::: Material to process :::

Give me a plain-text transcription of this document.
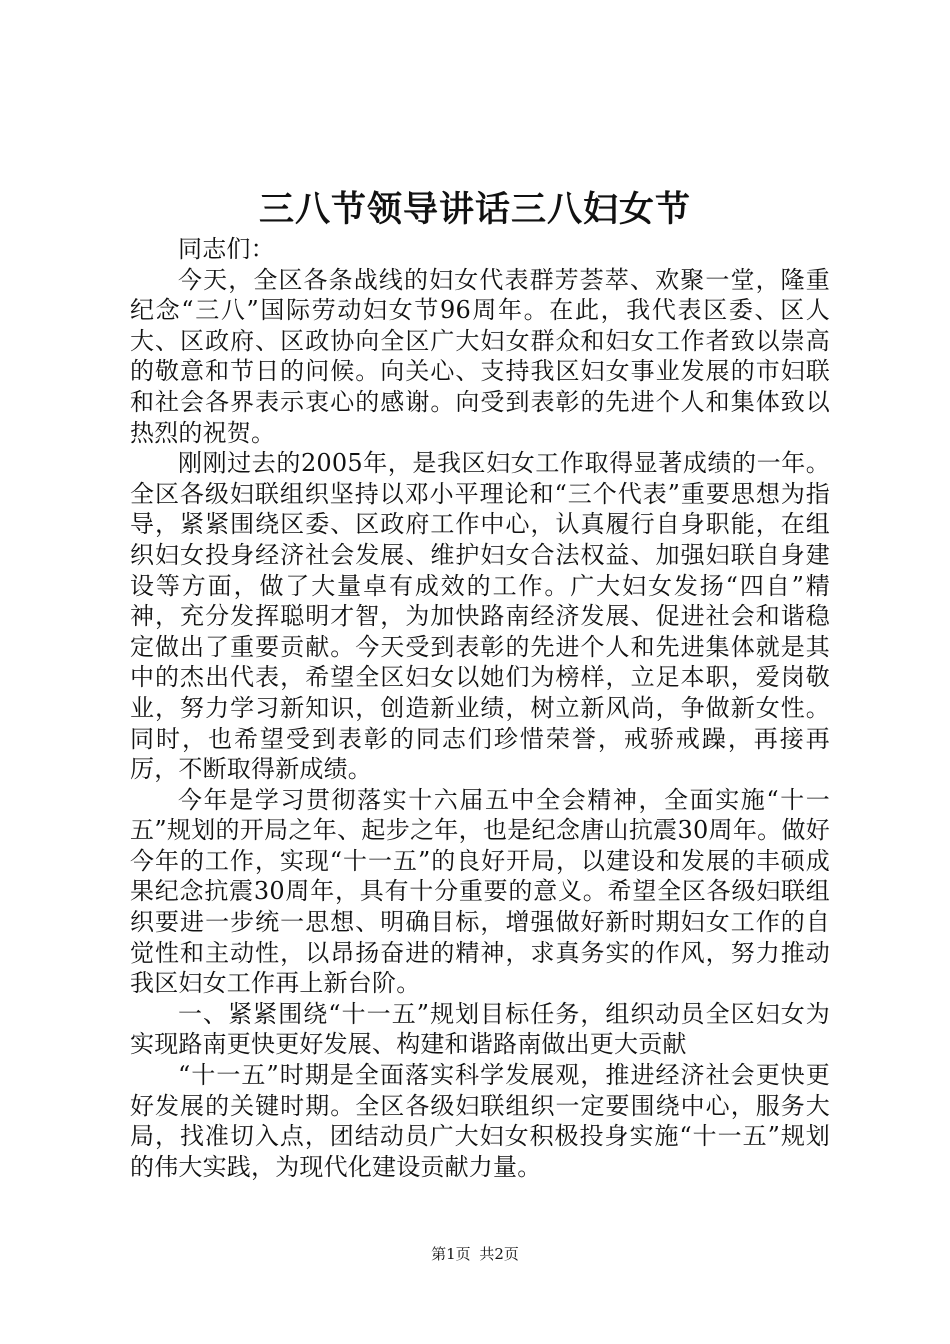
三八节领导讲话三八妇女节

同志们：

今天，全区各条战线的妇女代表群芳荟萃、欢聚一堂，隆重纪念“三八”国际劳动妇女节96周年。在此，我代表区委、区人大、区政府、区政协向全区广大妇女群众和妇女工作者致以崇高的敬意和节日的问候。向关心、支持我区妇女事业发展的市妇联和社会各界表示衷心的感谢。向受到表彰的先进个人和集体致以热烈的祝贺。

刚刚过去的2005年，是我区妇女工作取得显著成绩的一年。全区各级妇联组织坚持以邓小平理论和“三个代表”重要思想为指导，紧紧围绕区委、区政府工作中心，认真履行自身职能，在组织妇女投身经济社会发展、维护妇女合法权益、加强妇联自身建设等方面，做了大量卓有成效的工作。广大妇女发扬“四自”精神，充分发挥聪明才智，为加快路南经济发展、促进社会和谐稳定做出了重要贡献。今天受到表彰的先进个人和先进集体就是其中的杰出代表，希望全区妇女以她们为榜样，立足本职，爱岗敬业，努力学习新知识，创造新业绩，树立新风尚，争做新女性。同时，也希望受到表彰的同志们珍惜荣誉，戒骄戒躁，再接再厉，不断取得新成绩。

今年是学习贯彻落实十六届五中全会精神，全面实施“十一五”规划的开局之年、起步之年，也是纪念唐山抗震30周年。做好今年的工作，实现“十一五”的良好开局，以建设和发展的丰硕成果纪念抗震30周年，具有十分重要的意义。希望全区各级妇联组织要进一步统一思想、明确目标，增强做好新时期妇女工作的自觉性和主动性，以昂扬奋进的精神，求真务实的作风，努力推动我区妇女工作再上新台阶。

一、紧紧围绕“十一五”规划目标任务，组织动员全区妇女为实现路南更快更好发展、构建和谐路南做出更大贡献

“十一五”时期是全面落实科学发展观，推进经济社会更快更好发展的关键时期。全区各级妇联组织一定要围绕中心，服务大局，找准切入点，团结动员广大妇女积极投身实施“十一五”规划的伟大实践，为现代化建设贡献力量。

第1页 共2页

:::

What to produce: Nothing but the pictures may be dropped; output the records above exactly.

Written response:
Give me a plain-text transcription of this document.
三八节领导讲话三八妇女节

同志们：

今天，全区各条战线的妇女代表群芳荟萃、欢聚一堂，隆重纪念“三八”国际劳动妇女节96周年。在此，我代表区委、区人大、区政府、区政协向全区广大妇女群众和妇女工作者致以崇高的敬意和节日的问候。向关心、支持我区妇女事业发展的市妇联和社会各界表示衷心的感谢。向受到表彰的先进个人和集体致以热烈的祝贺。

刚刚过去的2005年，是我区妇女工作取得显著成绩的一年。全区各级妇联组织坚持以邓小平理论和“三个代表”重要思想为指导，紧紧围绕区委、区政府工作中心，认真履行自身职能，在组织妇女投身经济社会发展、维护妇女合法权益、加强妇联自身建设等方面，做了大量卓有成效的工作。广大妇女发扬“四自”精神，充分发挥聪明才智，为加快路南经济发展、促进社会和谐稳定做出了重要贡献。今天受到表彰的先进个人和先进集体就是其中的杰出代表，希望全区妇女以她们为榜样，立足本职，爱岗敬业，努力学习新知识，创造新业绩，树立新风尚，争做新女性。同时，也希望受到表彰的同志们珍惜荣誉，戒骄戒躁，再接再厉，不断取得新成绩。

今年是学习贯彻落实十六届五中全会精神，全面实施“十一五”规划的开局之年、起步之年，也是纪念唐山抗震30周年。做好今年的工作，实现“十一五”的良好开局，以建设和发展的丰硕成果纪念抗震30周年，具有十分重要的意义。希望全区各级妇联组织要进一步统一思想、明确目标，增强做好新时期妇女工作的自觉性和主动性，以昂扬奋进的精神，求真务实的作风，努力推动我区妇女工作再上新台阶。

一、紧紧围绕“十一五”规划目标任务，组织动员全区妇女为实现路南更快更好发展、构建和谐路南做出更大贡献

“十一五”时期是全面落实科学发展观，推进经济社会更快更好发展的关键时期。全区各级妇联组织一定要围绕中心，服务大局，找准切入点，团结动员广大妇女积极投身实施“十一五”规划的伟大实践，为现代化建设贡献力量。

第1页 共2页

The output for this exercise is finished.